** DATASET CONTENT **

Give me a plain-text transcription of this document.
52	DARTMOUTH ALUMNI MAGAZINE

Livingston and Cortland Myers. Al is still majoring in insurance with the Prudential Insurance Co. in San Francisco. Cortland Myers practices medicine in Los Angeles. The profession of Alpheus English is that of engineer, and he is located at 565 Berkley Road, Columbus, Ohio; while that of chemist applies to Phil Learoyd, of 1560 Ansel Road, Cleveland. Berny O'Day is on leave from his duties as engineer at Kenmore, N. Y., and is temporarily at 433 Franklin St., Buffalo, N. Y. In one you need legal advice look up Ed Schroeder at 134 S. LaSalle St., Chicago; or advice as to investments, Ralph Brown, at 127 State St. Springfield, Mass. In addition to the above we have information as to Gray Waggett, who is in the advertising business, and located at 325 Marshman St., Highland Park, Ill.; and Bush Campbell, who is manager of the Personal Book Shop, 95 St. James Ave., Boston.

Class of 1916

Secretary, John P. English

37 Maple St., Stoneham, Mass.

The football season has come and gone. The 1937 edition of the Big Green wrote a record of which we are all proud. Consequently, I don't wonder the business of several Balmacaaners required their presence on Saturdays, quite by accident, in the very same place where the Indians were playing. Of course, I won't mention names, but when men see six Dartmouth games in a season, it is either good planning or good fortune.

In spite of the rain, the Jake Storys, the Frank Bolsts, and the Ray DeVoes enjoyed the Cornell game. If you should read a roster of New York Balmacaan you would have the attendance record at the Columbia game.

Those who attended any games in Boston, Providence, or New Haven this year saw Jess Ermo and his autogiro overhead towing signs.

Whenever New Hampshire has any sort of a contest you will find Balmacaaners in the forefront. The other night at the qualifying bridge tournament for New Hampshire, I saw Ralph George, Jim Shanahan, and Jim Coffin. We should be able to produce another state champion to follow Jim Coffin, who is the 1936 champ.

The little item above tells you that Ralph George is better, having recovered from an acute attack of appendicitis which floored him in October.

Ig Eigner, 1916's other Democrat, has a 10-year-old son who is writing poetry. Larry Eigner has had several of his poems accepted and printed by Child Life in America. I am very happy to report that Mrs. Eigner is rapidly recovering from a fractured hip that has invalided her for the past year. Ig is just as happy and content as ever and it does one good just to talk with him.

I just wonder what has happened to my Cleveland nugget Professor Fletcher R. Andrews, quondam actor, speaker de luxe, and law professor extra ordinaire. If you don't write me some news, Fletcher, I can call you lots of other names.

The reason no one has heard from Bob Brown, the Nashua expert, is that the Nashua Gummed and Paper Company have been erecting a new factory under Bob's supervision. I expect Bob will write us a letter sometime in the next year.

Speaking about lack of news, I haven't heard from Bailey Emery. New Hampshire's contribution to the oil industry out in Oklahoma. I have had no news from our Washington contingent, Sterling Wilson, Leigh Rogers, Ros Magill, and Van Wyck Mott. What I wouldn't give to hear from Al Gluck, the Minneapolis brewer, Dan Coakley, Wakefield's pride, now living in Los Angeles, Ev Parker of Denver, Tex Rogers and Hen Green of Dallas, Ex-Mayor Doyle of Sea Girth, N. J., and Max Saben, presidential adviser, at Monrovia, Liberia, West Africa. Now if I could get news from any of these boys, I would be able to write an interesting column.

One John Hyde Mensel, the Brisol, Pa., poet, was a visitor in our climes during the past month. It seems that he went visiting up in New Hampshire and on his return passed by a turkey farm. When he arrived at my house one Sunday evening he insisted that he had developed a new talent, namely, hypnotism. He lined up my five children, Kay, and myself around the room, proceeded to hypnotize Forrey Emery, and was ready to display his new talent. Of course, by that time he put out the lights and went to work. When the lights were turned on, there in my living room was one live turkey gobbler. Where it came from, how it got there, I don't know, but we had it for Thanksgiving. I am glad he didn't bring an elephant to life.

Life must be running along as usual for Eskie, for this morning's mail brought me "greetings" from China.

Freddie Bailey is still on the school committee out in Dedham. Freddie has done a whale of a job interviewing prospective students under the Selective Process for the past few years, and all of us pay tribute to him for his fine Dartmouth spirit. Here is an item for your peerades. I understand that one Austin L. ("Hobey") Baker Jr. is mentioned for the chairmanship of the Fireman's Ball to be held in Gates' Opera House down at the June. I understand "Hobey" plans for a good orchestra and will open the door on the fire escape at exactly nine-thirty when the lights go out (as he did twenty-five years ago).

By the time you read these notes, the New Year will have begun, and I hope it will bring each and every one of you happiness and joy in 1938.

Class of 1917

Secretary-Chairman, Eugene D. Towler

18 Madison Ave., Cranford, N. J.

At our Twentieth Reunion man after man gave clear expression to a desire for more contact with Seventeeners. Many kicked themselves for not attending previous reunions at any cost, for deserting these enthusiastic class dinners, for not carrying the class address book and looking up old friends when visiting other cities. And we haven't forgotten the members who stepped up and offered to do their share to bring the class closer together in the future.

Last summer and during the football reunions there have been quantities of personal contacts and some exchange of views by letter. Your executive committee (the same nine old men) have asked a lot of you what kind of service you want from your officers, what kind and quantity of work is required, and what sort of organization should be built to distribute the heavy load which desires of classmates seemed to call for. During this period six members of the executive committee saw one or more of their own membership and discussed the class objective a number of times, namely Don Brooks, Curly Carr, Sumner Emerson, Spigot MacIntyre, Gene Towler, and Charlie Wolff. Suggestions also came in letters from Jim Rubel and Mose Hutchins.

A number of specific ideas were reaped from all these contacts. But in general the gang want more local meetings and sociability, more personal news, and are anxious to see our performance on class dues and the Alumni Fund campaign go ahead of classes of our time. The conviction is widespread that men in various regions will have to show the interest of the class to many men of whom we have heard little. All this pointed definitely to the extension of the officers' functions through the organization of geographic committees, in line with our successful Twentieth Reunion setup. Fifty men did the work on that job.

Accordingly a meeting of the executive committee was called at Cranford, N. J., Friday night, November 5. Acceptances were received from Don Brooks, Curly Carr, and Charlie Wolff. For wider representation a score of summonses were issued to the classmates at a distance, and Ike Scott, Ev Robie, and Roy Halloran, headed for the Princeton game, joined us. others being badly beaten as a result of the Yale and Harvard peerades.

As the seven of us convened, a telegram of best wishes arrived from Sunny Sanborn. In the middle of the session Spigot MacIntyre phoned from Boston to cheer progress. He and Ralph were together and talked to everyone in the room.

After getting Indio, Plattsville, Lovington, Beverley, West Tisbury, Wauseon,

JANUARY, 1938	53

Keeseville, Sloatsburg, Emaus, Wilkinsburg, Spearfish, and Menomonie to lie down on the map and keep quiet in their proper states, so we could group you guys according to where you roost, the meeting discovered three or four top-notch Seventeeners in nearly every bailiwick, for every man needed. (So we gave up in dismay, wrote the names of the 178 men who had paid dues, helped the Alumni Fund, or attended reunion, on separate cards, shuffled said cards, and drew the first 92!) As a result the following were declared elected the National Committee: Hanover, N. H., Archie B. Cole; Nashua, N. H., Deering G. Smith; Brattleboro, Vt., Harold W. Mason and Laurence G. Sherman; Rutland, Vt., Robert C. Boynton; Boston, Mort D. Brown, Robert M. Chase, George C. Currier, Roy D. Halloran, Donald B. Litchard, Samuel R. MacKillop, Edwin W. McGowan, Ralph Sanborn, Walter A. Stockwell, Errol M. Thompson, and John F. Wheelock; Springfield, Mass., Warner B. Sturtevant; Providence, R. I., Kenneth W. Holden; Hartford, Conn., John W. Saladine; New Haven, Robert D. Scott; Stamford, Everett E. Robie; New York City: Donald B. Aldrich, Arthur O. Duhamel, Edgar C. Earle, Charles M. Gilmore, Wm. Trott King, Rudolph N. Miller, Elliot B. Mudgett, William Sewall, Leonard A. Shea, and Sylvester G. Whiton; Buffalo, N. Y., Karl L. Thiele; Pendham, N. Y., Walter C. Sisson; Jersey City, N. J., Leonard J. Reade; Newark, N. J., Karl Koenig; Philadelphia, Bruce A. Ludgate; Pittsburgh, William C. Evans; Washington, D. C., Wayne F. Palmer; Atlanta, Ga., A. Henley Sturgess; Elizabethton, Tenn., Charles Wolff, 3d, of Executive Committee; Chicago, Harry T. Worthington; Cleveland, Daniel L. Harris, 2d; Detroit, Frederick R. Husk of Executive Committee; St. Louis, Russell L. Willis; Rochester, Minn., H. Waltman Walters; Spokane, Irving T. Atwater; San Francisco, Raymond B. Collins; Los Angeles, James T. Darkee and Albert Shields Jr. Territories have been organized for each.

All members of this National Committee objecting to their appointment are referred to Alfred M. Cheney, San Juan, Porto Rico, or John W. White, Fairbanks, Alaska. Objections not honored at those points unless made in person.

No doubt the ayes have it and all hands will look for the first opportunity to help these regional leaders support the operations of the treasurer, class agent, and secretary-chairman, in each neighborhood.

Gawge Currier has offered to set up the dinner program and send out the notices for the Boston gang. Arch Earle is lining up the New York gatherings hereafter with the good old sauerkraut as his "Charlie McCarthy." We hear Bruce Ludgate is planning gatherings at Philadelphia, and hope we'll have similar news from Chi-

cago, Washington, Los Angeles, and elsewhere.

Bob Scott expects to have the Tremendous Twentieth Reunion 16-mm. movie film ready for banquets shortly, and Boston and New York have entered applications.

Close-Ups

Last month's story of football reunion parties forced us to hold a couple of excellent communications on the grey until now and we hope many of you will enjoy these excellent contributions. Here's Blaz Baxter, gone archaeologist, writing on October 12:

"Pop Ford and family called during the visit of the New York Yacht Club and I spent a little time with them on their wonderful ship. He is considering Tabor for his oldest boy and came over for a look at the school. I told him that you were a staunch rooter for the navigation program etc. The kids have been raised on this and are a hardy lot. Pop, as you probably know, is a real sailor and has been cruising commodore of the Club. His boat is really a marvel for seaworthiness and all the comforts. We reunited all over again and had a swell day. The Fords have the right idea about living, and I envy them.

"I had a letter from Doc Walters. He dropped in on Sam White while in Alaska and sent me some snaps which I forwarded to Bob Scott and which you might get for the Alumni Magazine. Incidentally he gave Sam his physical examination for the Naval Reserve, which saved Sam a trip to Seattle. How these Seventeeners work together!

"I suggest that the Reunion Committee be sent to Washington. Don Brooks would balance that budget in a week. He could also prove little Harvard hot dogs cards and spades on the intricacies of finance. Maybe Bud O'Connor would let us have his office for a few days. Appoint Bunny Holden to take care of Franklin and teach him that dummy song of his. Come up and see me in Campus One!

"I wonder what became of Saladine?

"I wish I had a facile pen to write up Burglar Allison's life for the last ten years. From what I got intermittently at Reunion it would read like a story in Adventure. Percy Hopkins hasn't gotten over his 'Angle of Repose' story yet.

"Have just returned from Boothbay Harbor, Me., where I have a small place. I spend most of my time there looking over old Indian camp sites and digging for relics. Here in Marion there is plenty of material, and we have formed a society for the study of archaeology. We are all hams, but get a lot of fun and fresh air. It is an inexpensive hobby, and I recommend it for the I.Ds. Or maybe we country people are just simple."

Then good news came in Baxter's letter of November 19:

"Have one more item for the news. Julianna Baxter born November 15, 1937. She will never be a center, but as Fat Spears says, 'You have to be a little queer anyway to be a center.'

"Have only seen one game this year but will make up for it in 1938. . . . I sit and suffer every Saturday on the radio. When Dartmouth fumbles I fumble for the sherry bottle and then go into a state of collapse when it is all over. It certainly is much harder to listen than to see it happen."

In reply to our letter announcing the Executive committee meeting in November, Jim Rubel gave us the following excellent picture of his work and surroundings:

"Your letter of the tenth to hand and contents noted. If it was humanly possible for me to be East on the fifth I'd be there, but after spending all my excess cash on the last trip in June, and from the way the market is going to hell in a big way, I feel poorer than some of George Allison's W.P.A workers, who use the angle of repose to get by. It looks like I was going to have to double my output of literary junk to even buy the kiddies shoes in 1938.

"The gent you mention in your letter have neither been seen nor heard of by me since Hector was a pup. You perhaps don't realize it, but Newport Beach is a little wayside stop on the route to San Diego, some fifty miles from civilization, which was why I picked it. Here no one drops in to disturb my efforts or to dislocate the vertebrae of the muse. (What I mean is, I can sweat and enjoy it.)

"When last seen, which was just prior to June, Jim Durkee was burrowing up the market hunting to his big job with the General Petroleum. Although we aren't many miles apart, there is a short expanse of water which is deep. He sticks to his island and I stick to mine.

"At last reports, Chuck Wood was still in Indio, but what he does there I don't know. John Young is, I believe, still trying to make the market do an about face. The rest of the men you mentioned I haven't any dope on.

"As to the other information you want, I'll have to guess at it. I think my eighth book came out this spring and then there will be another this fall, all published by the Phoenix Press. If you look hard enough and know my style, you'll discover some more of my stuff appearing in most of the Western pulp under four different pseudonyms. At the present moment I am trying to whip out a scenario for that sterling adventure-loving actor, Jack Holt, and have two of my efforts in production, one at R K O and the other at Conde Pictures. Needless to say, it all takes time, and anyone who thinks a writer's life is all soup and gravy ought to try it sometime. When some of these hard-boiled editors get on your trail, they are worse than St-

** EXERCISE PROMPT **
Each line in the listing above that includes the word "writing" needs to be copied out.

** SOLUTION TO THE EXERCISE **
Ig Eigner, 1916's other Democrat, has a 10-year-old son who is writing poetry. Larry Eigner has had several of his poems accepted and printed by Child Life in America. I am very happy to report that Mrs. Eigner is rapidly recovering from a fractured hip that has invalided her for the past year. Ig is just as happy and content as ever and it does one good just to talk with him.
Last month's story of football reunion parties forced us to hold a couple of excellent communications on the grey until now and we hope many of you will enjoy these excellent contributions. Here's Blaz Baxter, gone archaeologist, writing on October 12:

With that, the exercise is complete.